• **Exercise goal**:
Pick out and copy every line below that has the word "Coefficients".

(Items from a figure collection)
########

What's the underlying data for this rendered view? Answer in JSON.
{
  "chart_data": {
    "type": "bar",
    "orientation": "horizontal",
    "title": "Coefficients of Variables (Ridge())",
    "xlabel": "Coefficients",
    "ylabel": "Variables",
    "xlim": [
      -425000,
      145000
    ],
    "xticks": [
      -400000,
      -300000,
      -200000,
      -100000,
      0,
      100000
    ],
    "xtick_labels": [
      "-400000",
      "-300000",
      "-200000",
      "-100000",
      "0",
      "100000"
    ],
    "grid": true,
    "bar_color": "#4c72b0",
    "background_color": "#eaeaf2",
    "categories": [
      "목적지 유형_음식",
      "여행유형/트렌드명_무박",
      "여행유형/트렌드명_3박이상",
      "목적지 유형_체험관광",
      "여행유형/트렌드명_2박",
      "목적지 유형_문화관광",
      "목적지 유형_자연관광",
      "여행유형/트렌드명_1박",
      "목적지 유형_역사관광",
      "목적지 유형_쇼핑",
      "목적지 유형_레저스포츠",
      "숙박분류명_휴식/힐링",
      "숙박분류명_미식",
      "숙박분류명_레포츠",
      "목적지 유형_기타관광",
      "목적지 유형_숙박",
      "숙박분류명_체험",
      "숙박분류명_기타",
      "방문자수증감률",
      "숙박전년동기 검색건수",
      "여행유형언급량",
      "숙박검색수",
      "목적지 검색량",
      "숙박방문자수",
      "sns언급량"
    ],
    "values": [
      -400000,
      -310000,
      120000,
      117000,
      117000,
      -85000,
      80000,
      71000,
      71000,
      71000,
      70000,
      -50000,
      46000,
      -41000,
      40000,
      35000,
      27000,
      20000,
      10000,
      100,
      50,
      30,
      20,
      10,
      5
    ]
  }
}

########

• **Task response**:
    "title": "Coefficients of Variables (Ridge())",
    "xlabel": "Coefficients",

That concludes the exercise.